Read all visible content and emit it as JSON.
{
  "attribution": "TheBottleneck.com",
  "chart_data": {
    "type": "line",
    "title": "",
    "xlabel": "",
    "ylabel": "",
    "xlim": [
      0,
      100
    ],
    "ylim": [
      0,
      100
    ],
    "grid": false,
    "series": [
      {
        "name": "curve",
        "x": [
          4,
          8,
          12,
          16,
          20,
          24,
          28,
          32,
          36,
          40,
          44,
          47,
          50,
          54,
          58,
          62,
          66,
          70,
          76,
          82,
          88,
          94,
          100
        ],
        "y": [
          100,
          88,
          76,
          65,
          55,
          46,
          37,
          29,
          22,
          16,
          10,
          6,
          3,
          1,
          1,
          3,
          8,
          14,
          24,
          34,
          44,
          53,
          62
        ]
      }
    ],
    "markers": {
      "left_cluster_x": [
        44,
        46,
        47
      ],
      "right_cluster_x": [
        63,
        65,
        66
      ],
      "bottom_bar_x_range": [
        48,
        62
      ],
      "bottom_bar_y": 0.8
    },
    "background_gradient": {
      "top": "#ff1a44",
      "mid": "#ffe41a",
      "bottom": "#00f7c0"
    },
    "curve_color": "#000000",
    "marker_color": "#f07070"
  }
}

☆ ☆ ☆ ☆ ☆ ☆ ☆

- **What is required**: From the listing above, extract all records word for word.

- **Answer to the exercise**:
Read all visible content and emit it as JSON.
{
  "attribution": "TheBottleneck.com",
  "chart_data": {
    "type": "line",
    "title": "",
    "xlabel": "",
    "ylabel": "",
    "xlim": [
      0,
      100
    ],
    "ylim": [
      0,
      100
    ],
    "grid": false,
    "series": [
      {
        "name": "curve",
        "x": [
          4,
          8,
          12,
          16,
          20,
          24,
          28,
          32,
          36,
          40,
          44,
          47,
          50,
          54,
          58,
          62,
          66,
          70,
          76,
          82,
          88,
          94,
          100
        ],
        "y": [
          100,
          88,
          76,
          65,
          55,
          46,
          37,
          29,
          22,
          16,
          10,
          6,
          3,
          1,
          1,
          3,
          8,
          14,
          24,
          34,
          44,
          53,
          62
        ]
      }
    ],
    "markers": {
      "left_cluster_x": [
        44,
        46,
        47
      ],
      "right_cluster_x": [
        63,
        65,
        66
      ],
      "bottom_bar_x_range": [
        48,
        62
      ],
      "bottom_bar_y": 0.8
    },
    "background_gradient": {
      "top": "#ff1a44",
      "mid": "#ffe41a",
      "bottom": "#00f7c0"
    },
    "curve_color": "#000000",
    "marker_color": "#f07070"
  }
}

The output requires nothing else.